§ Lines of data:
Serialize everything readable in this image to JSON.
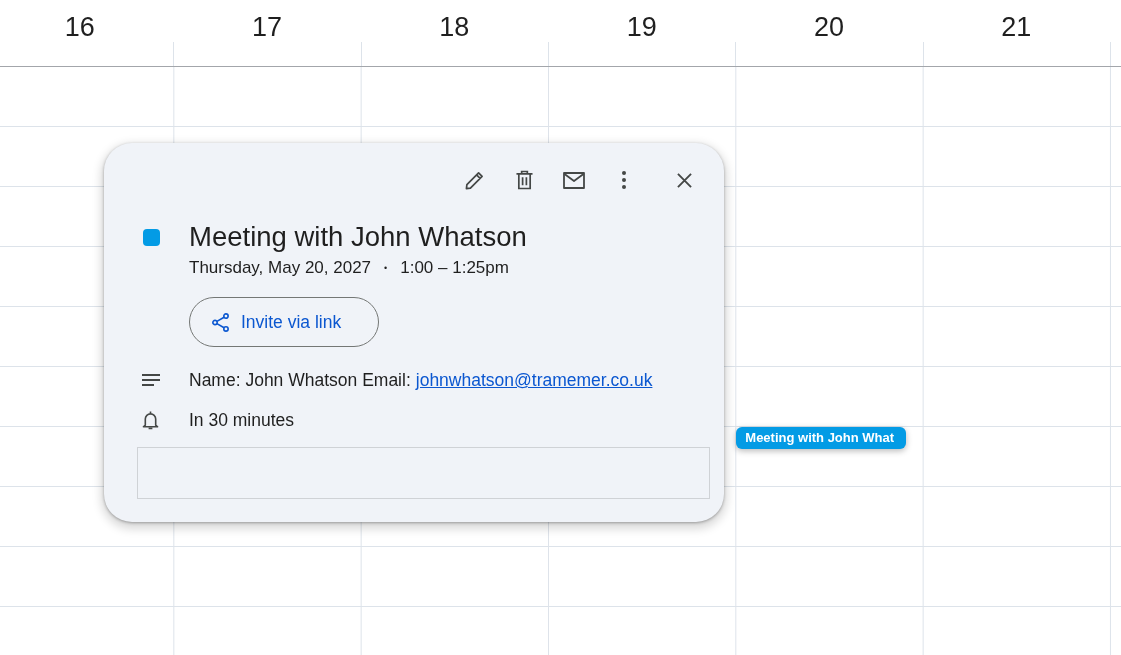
{
  "days": [
    {
      "number": "16"
    },
    {
      "number": "17"
    },
    {
      "number": "18"
    },
    {
      "number": "19"
    },
    {
      "number": "20",
      "events": [
        {
          "title": "Meeting with John What",
          "color": "#039be5"
        }
      ]
    },
    {
      "number": "21"
    }
  ],
  "event_popup": {
    "color": "#039be5",
    "title": "Meeting with John Whatson",
    "date": "Thursday, May 20, 2027",
    "separator": "•",
    "time": "1:00 – 1:25pm",
    "invite_button": "Invite via link",
    "description": {
      "text": "Name: John Whatson Email:",
      "link": "johnwhatson@tramemer.co.uk"
    },
    "reminder": "In 30 minutes"
  }
}
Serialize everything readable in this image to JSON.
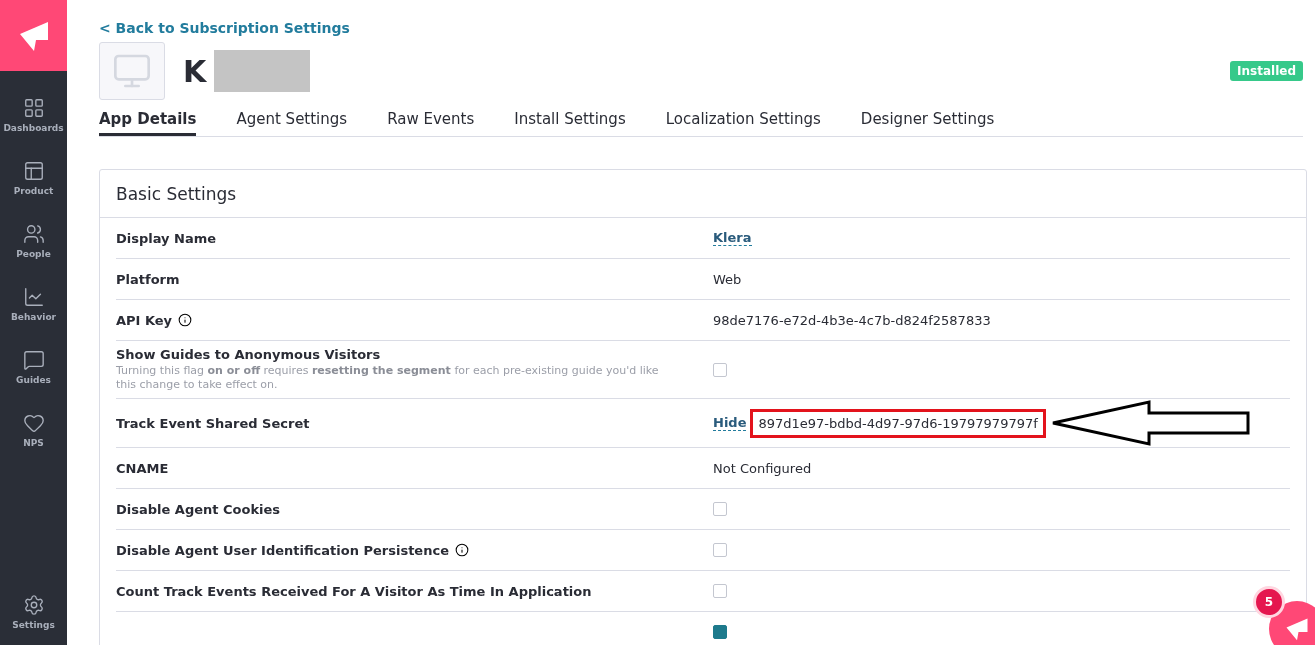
{
  "sidebar": {
    "items": [
      {
        "kind": "dashboards",
        "label": "Dashboards",
        "selected": false
      },
      {
        "kind": "product",
        "label": "Product",
        "selected": false
      },
      {
        "kind": "people",
        "label": "People",
        "selected": false
      },
      {
        "kind": "behavior",
        "label": "Behavior",
        "selected": false
      },
      {
        "kind": "guides",
        "label": "Guides",
        "selected": false
      },
      {
        "kind": "nps",
        "label": "NPS",
        "selected": false
      }
    ],
    "footer": {
      "kind": "settings",
      "label": "Settings",
      "selected": false
    }
  },
  "back_link": "< Back to Subscription Settings",
  "app": {
    "name": "K",
    "redacted": true,
    "status": "Installed"
  },
  "tabs": [
    {
      "label": "App Details",
      "selected": true
    },
    {
      "label": "Agent Settings",
      "selected": false
    },
    {
      "label": "Raw Events",
      "selected": false
    },
    {
      "label": "Install Settings",
      "selected": false
    },
    {
      "label": "Localization Settings",
      "selected": false
    },
    {
      "label": "Designer Settings",
      "selected": false
    }
  ],
  "panel": {
    "title": "Basic Settings",
    "rows": [
      {
        "kind": "link",
        "label": "Display Name",
        "value": "Klera"
      },
      {
        "kind": "text",
        "label": "Platform",
        "value": "Web"
      },
      {
        "kind": "text",
        "label": "API Key",
        "info": true,
        "value": "98de7176-e72d-4b3e-4c7b-d824f2587833"
      },
      {
        "kind": "checkbox",
        "label": "Show Guides to Anonymous Visitors",
        "note": "Turning this flag **on or off** requires **resetting the segment** for each pre-existing guide you'd like this change to take effect on.",
        "checked": false
      },
      {
        "kind": "secret",
        "label": "Track Event Shared Secret",
        "action": "Hide",
        "value": "897d1e97-bdbd-4d97-97d6-19797979797f",
        "highlighted": true
      },
      {
        "kind": "text",
        "label": "CNAME",
        "value": "Not Configured"
      },
      {
        "kind": "checkbox",
        "label": "Disable Agent Cookies",
        "checked": false
      },
      {
        "kind": "checkbox",
        "label": "Disable Agent User Identification Persistence",
        "info": true,
        "checked": false
      },
      {
        "kind": "checkbox",
        "label": "Count Track Events Received For A Visitor As Time In Application",
        "checked": false
      },
      {
        "kind": "checkbox",
        "checked": true
      }
    ]
  },
  "help_launcher": {
    "count": "5"
  }
}
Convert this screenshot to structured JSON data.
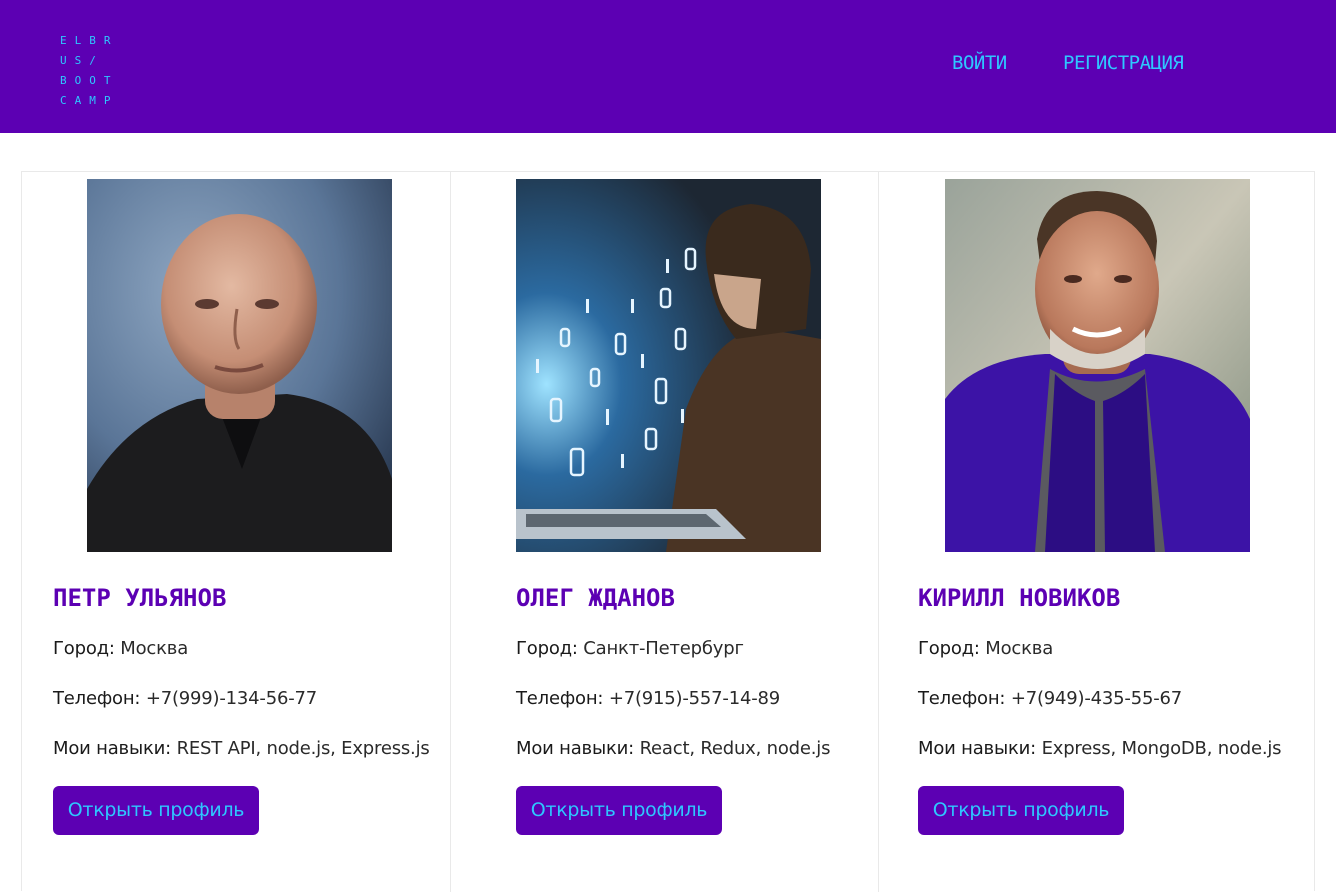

§ To be done:
Each record should be quoted exactly, with the images omitted.

§ Solution:
Serialize everything readable in this image to JSON.
{
  "days": [
    {
      "number": "16"
    },
    {
      "number": "17"
    },
    {
      "number": "18"
    },
    {
      "number": "19"
    },
    {
      "number": "20",
      "events": [
        {
          "title": "Meeting with John What",
          "color": "#039be5"
        }
      ]
    },
    {
      "number": "21"
    }
  ],
  "event_popup": {
    "color": "#039be5",
    "title": "Meeting with John Whatson",
    "date": "Thursday, May 20, 2027",
    "separator": "•",
    "time": "1:00 – 1:25pm",
    "invite_button": "Invite via link",
    "description": {
      "text": "Name: John Whatson Email:",
      "link": "johnwhatson@tramemer.co.uk"
    },
    "reminder": "In 30 minutes"
  }
}
Serialize everything readable in this image to JSON.
{
  "sidebar": {
    "items": [
      {
        "kind": "dashboards",
        "label": "Dashboards",
        "selected": false
      },
      {
        "kind": "product",
        "label": "Product",
        "selected": false
      },
      {
        "kind": "people",
        "label": "People",
        "selected": false
      },
      {
        "kind": "behavior",
        "label": "Behavior",
        "selected": false
      },
      {
        "kind": "guides",
        "label": "Guides",
        "selected": false
      },
      {
        "kind": "nps",
        "label": "NPS",
        "selected": false
      }
    ],
    "footer": {
      "kind": "settings",
      "label": "Settings",
      "selected": false
    }
  },
  "back_link": "< Back to Subscription Settings",
  "app": {
    "name": "K",
    "redacted": true,
    "status": "Installed"
  },
  "tabs": [
    {
      "label": "App Details",
      "selected": true
    },
    {
      "label": "Agent Settings",
      "selected": false
    },
    {
      "label": "Raw Events",
      "selected": false
    },
    {
      "label": "Install Settings",
      "selected": false
    },
    {
      "label": "Localization Settings",
      "selected": false
    },
    {
      "label": "Designer Settings",
      "selected": false
    }
  ],
  "panel": {
    "title": "Basic Settings",
    "rows": [
      {
        "kind": "link",
        "label": "Display Name",
        "value": "Klera"
      },
      {
        "kind": "text",
        "label": "Platform",
        "value": "Web"
      },
      {
        "kind": "text",
        "label": "API Key",
        "info": true,
        "value": "98de7176-e72d-4b3e-4c7b-d824f2587833"
      },
      {
        "kind": "checkbox",
        "label": "Show Guides to Anonymous Visitors",
        "note": "Turning this flag **on or off** requires **resetting the segment** for each pre-existing guide you'd like this change to take effect on.",
        "checked": false
      },
      {
        "kind": "secret",
        "label": "Track Event Shared Secret",
        "action": "Hide",
        "value": "897d1e97-bdbd-4d97-97d6-19797979797f",
        "highlighted": true
      },
      {
        "kind": "text",
        "label": "CNAME",
        "value": "Not Configured"
      },
      {
        "kind": "checkbox",
        "label": "Disable Agent Cookies",
        "checked": false
      },
      {
        "kind": "checkbox",
        "label": "Disable Agent User Identification Persistence",
        "info": true,
        "checked": false
      },
      {
        "kind": "checkbox",
        "label": "Count Track Events Received For A Visitor As Time In Application",
        "checked": false
      },
      {
        "kind": "checkbox",
        "checked": true
      }
    ]
  },
  "help_launcher": {
    "count": "5"
  }
}
Convert this screenshot to structured JSON data.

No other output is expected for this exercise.